* Exercise task
Set down every entry word for word. Omit the pictures.

* Materials provided
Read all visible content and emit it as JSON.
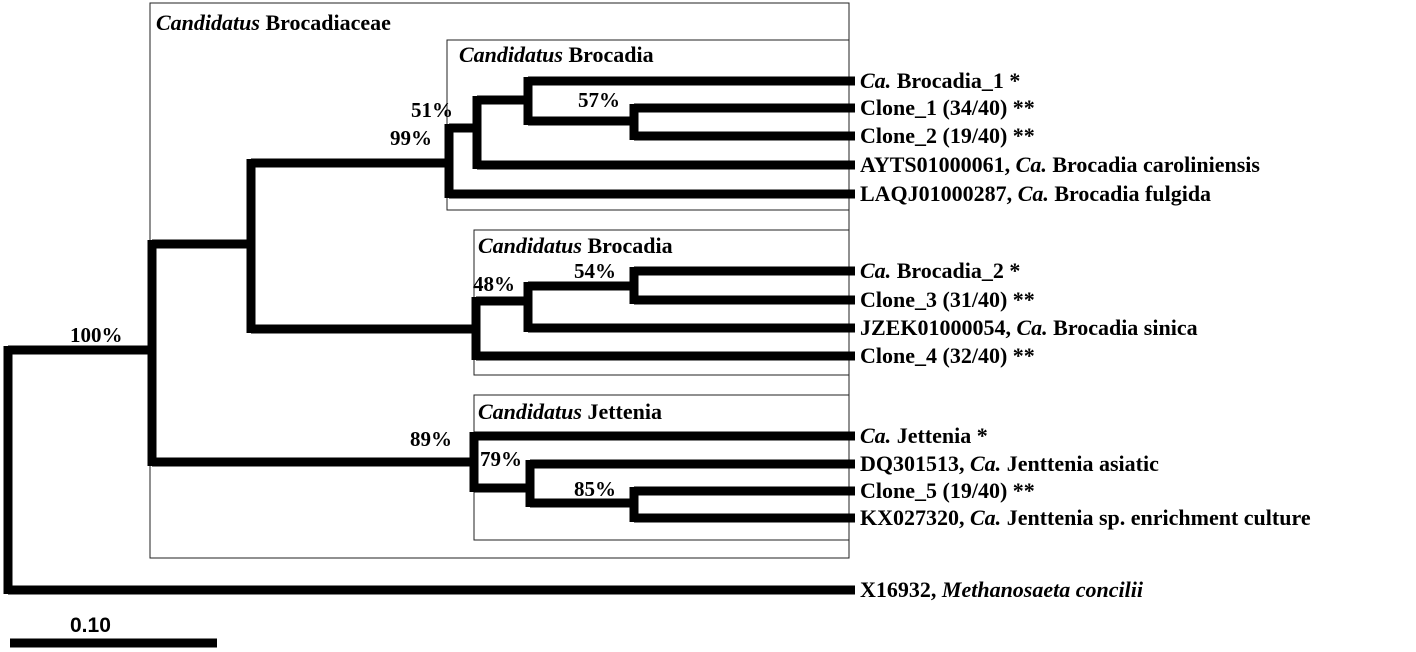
{
  "clades": {
    "brocadiaceae": {
      "italic": "Candidatus",
      "rest": " Brocadiaceae"
    },
    "brocadia_1": {
      "italic": "Candidatus",
      "rest": " Brocadia"
    },
    "brocadia_2": {
      "italic": "Candidatus",
      "rest": " Brocadia"
    },
    "jettenia": {
      "italic": "Candidatus",
      "rest": " Jettenia"
    }
  },
  "bootstrap": {
    "root": "100%",
    "brocadia_group": "99%",
    "brocadia_inner": "51%",
    "clone_1_2": "57%",
    "brocadia2_group": "48%",
    "brocadia2_clone3": "54%",
    "jettenia_group": "89%",
    "jettenia_inner": "79%",
    "clone5_kx": "85%"
  },
  "leaves": [
    {
      "pre": "",
      "it": "Ca.",
      "post": " Brocadia_1 *"
    },
    {
      "pre": "Clone_1 (34/40) **",
      "it": "",
      "post": ""
    },
    {
      "pre": "Clone_2 (19/40) **",
      "it": "",
      "post": ""
    },
    {
      "pre": "AYTS01000061, ",
      "it": "Ca.",
      "post": "  Brocadia caroliniensis"
    },
    {
      "pre": "LAQJ01000287, ",
      "it": "Ca.",
      "post": "  Brocadia fulgida"
    },
    {
      "pre": "",
      "it": "Ca.",
      "post": " Brocadia_2 *"
    },
    {
      "pre": "Clone_3 (31/40) **",
      "it": "",
      "post": ""
    },
    {
      "pre": "JZEK01000054, ",
      "it": "Ca.",
      "post": " Brocadia sinica"
    },
    {
      "pre": "Clone_4 (32/40) **",
      "it": "",
      "post": ""
    },
    {
      "pre": "",
      "it": "Ca.",
      "post": " Jettenia *"
    },
    {
      "pre": "DQ301513, ",
      "it": "Ca.",
      "post": " Jenttenia asiatic"
    },
    {
      "pre": "Clone_5 (19/40) **",
      "it": "",
      "post": ""
    },
    {
      "pre": "KX027320, ",
      "it": "Ca.",
      "post": " Jenttenia sp. enrichment culture"
    },
    {
      "pre": "X16932, ",
      "it": "Methanosaeta concilii",
      "post": ""
    }
  ],
  "scale_bar": {
    "label": "0.10",
    "value": 0.1
  }
}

* Answer to the exercise
Read all visible content and emit it as JSON.
{
  "clades": {
    "brocadiaceae": {
      "italic": "Candidatus",
      "rest": " Brocadiaceae"
    },
    "brocadia_1": {
      "italic": "Candidatus",
      "rest": " Brocadia"
    },
    "brocadia_2": {
      "italic": "Candidatus",
      "rest": " Brocadia"
    },
    "jettenia": {
      "italic": "Candidatus",
      "rest": " Jettenia"
    }
  },
  "bootstrap": {
    "root": "100%",
    "brocadia_group": "99%",
    "brocadia_inner": "51%",
    "clone_1_2": "57%",
    "brocadia2_group": "48%",
    "brocadia2_clone3": "54%",
    "jettenia_group": "89%",
    "jettenia_inner": "79%",
    "clone5_kx": "85%"
  },
  "leaves": [
    {
      "pre": "",
      "it": "Ca.",
      "post": " Brocadia_1 *"
    },
    {
      "pre": "Clone_1 (34/40) **",
      "it": "",
      "post": ""
    },
    {
      "pre": "Clone_2 (19/40) **",
      "it": "",
      "post": ""
    },
    {
      "pre": "AYTS01000061, ",
      "it": "Ca.",
      "post": "  Brocadia caroliniensis"
    },
    {
      "pre": "LAQJ01000287, ",
      "it": "Ca.",
      "post": "  Brocadia fulgida"
    },
    {
      "pre": "",
      "it": "Ca.",
      "post": " Brocadia_2 *"
    },
    {
      "pre": "Clone_3 (31/40) **",
      "it": "",
      "post": ""
    },
    {
      "pre": "JZEK01000054, ",
      "it": "Ca.",
      "post": " Brocadia sinica"
    },
    {
      "pre": "Clone_4 (32/40) **",
      "it": "",
      "post": ""
    },
    {
      "pre": "",
      "it": "Ca.",
      "post": " Jettenia *"
    },
    {
      "pre": "DQ301513, ",
      "it": "Ca.",
      "post": " Jenttenia asiatic"
    },
    {
      "pre": "Clone_5 (19/40) **",
      "it": "",
      "post": ""
    },
    {
      "pre": "KX027320, ",
      "it": "Ca.",
      "post": " Jenttenia sp. enrichment culture"
    },
    {
      "pre": "X16932, ",
      "it": "Methanosaeta concilii",
      "post": ""
    }
  ],
  "scale_bar": {
    "label": "0.10",
    "value": 0.1
  }
}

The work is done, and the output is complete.